== What the task asks ==
Print every entry exactly as written.

Stored records
* start *

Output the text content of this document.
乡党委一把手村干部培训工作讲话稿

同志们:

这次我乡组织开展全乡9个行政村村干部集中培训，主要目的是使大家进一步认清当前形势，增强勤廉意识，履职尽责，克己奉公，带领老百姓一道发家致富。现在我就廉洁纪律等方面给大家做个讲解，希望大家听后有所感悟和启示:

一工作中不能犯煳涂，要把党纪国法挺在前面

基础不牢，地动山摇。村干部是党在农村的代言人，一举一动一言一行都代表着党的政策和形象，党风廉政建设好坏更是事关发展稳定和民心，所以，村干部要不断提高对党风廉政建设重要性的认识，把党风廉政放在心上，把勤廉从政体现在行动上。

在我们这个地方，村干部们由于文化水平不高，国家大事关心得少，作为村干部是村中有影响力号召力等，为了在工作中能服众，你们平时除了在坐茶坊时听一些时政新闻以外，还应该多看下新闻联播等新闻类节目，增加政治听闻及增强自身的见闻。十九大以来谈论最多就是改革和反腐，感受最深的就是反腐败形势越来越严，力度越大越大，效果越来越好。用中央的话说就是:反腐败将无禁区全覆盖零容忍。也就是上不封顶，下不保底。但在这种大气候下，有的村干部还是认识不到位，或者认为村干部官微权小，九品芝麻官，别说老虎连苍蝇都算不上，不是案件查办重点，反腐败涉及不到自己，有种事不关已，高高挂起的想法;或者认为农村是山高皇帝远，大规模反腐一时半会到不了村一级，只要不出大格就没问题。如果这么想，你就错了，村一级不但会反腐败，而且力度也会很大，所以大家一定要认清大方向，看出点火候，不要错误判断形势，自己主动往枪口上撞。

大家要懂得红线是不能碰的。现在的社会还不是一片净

* end *

== Solved exercise ==
Output the text content of this document.
乡党委一把手村干部培训工作讲话稿

同志们:

这次我乡组织开展全乡9个行政村村干部集中培训，主要目的是使大家进一步认清当前形势，增强勤廉意识，履职尽责，克己奉公，带领老百姓一道发家致富。现在我就廉洁纪律等方面给大家做个讲解，希望大家听后有所感悟和启示:

一工作中不能犯煳涂，要把党纪国法挺在前面

基础不牢，地动山摇。村干部是党在农村的代言人，一举一动一言一行都代表着党的政策和形象，党风廉政建设好坏更是事关发展稳定和民心，所以，村干部要不断提高对党风廉政建设重要性的认识，把党风廉政放在心上，把勤廉从政体现在行动上。

在我们这个地方，村干部们由于文化水平不高，国家大事关心得少，作为村干部是村中有影响力号召力等，为了在工作中能服众，你们平时除了在坐茶坊时听一些时政新闻以外，还应该多看下新闻联播等新闻类节目，增加政治听闻及增强自身的见闻。十九大以来谈论最多就是改革和反腐，感受最深的就是反腐败形势越来越严，力度越大越大，效果越来越好。用中央的话说就是:反腐败将无禁区全覆盖零容忍。也就是上不封顶，下不保底。但在这种大气候下，有的村干部还是认识不到位，或者认为村干部官微权小，九品芝麻官，别说老虎连苍蝇都算不上，不是案件查办重点，反腐败涉及不到自己，有种事不关已，高高挂起的想法;或者认为农村是山高皇帝远，大规模反腐一时半会到不了村一级，只要不出大格就没问题。如果这么想，你就错了，村一级不但会反腐败，而且力度也会很大，所以大家一定要认清大方向，看出点火候，不要错误判断形势，自己主动往枪口上撞。

大家要懂得红线是不能碰的。现在的社会还不是一片净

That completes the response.